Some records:

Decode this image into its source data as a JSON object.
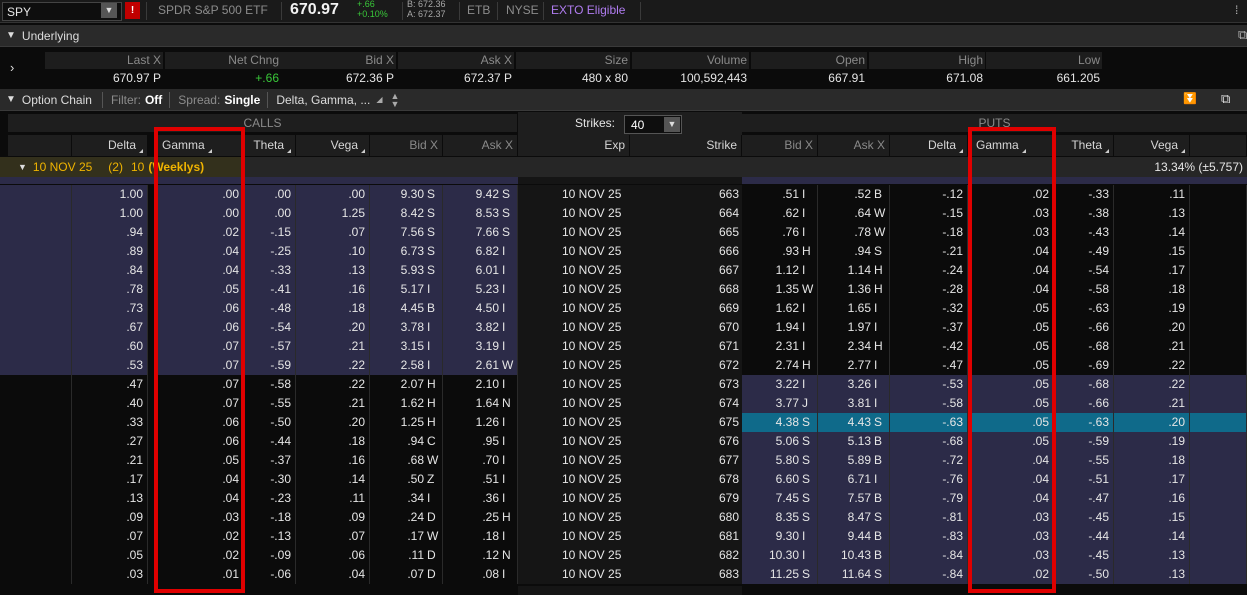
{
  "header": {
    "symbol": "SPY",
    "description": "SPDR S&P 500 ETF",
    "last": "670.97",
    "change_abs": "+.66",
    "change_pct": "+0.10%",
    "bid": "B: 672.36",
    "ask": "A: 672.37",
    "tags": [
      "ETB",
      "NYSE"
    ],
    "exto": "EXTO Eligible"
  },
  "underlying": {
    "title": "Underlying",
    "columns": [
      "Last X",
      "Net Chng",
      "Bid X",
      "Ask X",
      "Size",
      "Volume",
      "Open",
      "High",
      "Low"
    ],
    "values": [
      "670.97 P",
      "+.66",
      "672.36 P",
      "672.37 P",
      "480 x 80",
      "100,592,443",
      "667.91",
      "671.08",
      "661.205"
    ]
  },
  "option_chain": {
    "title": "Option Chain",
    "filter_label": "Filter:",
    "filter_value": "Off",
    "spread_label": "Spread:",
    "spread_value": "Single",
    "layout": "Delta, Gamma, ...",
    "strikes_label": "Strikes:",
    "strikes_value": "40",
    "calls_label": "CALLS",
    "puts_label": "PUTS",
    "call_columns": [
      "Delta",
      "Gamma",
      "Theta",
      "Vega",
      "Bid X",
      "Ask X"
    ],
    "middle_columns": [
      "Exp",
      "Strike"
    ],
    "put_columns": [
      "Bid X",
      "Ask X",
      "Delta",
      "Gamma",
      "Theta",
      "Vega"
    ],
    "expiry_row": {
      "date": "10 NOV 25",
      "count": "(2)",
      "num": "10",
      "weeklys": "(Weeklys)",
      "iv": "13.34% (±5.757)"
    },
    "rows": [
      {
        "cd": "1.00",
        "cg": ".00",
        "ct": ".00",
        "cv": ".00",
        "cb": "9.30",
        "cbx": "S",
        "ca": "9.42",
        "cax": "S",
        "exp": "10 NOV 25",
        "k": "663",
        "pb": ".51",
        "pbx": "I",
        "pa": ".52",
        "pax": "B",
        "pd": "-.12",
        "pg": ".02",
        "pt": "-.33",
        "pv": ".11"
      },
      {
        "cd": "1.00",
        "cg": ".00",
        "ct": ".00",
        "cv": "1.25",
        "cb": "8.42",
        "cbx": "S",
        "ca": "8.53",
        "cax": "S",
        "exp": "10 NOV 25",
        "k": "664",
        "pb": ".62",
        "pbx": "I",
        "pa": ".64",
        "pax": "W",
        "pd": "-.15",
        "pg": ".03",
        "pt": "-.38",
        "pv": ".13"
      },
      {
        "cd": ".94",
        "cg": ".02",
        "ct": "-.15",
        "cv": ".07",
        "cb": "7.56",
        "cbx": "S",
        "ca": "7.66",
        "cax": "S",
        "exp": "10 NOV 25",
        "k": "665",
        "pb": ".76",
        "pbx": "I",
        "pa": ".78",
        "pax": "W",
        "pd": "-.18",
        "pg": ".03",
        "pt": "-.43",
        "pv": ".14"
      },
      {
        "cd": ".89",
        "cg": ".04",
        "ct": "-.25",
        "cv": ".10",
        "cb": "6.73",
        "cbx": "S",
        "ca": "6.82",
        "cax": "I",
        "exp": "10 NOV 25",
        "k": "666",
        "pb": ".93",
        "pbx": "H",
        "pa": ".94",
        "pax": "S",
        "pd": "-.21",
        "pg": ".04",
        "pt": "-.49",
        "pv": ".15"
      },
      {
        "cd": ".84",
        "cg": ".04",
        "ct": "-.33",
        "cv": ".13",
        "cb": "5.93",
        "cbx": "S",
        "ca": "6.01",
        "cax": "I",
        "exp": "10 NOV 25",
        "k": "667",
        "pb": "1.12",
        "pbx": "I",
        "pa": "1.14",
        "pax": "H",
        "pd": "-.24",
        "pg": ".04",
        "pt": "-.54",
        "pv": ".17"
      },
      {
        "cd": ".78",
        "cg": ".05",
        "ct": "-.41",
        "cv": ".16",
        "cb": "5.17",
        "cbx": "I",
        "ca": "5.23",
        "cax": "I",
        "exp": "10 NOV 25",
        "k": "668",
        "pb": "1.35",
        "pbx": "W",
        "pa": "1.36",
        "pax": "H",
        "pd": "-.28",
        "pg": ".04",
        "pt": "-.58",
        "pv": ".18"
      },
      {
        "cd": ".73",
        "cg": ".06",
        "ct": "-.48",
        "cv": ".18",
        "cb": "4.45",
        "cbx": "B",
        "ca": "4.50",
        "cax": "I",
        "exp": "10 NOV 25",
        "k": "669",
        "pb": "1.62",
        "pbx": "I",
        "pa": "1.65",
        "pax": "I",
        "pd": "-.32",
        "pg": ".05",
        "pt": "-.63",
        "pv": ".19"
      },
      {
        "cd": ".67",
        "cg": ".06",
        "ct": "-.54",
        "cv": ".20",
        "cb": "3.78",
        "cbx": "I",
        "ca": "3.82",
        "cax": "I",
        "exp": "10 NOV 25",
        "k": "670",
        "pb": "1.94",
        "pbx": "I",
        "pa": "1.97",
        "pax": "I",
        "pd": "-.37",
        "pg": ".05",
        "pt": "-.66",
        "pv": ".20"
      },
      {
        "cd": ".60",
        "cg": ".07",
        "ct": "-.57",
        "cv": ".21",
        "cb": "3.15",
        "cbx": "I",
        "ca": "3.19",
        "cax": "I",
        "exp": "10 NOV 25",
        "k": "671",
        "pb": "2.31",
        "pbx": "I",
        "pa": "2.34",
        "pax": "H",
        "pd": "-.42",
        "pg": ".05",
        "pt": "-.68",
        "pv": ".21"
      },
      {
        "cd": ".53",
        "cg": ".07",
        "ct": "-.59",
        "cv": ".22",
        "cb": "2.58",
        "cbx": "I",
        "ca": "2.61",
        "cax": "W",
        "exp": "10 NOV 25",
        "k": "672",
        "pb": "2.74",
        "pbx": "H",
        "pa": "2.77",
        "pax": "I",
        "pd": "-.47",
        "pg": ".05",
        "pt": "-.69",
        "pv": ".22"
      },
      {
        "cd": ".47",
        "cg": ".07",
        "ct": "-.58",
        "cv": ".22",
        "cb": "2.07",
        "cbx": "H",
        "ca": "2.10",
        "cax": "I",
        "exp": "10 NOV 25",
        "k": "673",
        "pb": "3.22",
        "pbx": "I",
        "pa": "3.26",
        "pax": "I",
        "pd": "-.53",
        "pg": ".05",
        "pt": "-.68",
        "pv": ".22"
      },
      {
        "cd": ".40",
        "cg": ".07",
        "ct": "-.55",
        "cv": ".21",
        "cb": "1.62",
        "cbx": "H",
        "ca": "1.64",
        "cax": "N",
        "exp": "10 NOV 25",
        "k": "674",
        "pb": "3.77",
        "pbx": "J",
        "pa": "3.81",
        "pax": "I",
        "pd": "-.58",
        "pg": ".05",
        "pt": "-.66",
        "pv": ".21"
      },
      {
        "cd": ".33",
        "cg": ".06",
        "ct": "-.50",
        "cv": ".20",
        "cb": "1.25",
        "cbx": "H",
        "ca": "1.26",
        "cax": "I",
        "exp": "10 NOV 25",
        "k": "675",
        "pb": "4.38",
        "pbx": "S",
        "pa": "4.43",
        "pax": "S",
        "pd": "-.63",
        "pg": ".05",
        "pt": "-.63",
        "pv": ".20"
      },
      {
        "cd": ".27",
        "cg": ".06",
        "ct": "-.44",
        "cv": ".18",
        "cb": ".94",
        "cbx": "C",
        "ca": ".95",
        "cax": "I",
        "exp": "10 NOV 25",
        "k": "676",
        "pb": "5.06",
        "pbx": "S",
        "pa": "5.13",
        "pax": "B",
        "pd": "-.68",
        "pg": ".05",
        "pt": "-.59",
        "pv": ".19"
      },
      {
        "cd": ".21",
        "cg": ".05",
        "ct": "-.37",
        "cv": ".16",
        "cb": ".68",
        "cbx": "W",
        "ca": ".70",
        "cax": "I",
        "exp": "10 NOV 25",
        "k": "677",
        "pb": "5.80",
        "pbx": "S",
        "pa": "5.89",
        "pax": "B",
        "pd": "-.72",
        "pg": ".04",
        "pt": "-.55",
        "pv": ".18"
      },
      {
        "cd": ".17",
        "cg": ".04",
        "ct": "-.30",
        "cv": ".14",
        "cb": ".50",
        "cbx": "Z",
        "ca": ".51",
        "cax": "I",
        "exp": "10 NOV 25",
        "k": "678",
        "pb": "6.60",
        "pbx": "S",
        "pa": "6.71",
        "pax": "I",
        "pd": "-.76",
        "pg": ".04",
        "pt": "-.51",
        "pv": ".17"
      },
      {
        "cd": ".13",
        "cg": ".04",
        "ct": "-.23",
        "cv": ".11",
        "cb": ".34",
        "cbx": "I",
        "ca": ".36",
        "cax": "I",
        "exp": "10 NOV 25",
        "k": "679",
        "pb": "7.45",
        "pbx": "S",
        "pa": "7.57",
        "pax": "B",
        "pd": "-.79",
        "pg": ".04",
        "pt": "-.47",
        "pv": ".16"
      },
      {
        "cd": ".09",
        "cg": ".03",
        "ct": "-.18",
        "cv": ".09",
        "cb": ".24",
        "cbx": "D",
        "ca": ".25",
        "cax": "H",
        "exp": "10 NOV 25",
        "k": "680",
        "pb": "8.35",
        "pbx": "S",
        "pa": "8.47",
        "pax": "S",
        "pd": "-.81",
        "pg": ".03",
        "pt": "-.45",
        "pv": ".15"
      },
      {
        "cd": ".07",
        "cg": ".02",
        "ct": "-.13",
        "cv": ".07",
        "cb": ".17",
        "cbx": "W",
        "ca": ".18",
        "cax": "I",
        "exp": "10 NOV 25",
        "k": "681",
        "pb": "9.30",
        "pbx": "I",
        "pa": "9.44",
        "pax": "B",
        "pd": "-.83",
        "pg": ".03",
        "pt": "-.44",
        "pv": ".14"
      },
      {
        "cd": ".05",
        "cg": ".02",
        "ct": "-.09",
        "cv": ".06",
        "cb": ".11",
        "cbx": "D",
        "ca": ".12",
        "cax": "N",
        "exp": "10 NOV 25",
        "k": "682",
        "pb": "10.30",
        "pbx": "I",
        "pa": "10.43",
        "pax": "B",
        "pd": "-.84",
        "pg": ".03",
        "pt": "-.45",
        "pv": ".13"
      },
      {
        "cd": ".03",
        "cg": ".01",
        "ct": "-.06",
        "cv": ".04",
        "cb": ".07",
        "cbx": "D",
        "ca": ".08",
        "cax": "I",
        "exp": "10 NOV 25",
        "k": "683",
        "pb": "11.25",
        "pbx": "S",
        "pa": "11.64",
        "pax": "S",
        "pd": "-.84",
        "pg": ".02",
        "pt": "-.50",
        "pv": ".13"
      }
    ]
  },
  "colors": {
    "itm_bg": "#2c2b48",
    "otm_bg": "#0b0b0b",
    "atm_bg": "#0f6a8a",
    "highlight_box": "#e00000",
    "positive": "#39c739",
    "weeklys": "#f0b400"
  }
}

...

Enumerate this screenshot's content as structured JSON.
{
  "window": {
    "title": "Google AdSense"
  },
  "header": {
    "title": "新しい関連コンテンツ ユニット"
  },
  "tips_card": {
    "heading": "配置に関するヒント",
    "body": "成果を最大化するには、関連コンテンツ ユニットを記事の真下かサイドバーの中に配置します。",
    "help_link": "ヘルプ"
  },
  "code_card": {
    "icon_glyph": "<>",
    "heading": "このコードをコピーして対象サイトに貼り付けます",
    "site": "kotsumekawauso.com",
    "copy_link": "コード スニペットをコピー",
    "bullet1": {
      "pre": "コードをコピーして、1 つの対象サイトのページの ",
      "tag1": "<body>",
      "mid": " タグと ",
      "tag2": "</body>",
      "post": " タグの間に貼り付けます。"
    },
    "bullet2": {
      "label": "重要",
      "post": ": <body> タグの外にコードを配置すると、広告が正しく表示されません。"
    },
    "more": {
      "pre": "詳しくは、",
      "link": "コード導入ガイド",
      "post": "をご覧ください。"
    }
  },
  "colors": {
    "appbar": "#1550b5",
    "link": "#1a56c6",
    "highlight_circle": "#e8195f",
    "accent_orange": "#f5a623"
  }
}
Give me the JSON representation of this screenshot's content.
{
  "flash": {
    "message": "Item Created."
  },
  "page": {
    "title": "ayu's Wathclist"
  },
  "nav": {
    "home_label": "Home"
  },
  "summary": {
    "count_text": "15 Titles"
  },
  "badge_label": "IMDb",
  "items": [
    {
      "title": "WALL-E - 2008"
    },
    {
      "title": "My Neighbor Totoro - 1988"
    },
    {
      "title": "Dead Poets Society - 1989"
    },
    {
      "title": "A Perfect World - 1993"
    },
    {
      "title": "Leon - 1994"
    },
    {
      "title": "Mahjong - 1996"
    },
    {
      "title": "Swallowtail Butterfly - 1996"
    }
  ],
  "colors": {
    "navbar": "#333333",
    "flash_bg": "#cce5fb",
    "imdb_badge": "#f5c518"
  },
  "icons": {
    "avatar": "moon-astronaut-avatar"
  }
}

- Set task
Search the records for the word "JSON", then list every line that has it.

- Response
Decode this image into its source data as a JSON object.
Enumerate this screenshot's content as structured JSON.
Give me the JSON representation of this screenshot's content.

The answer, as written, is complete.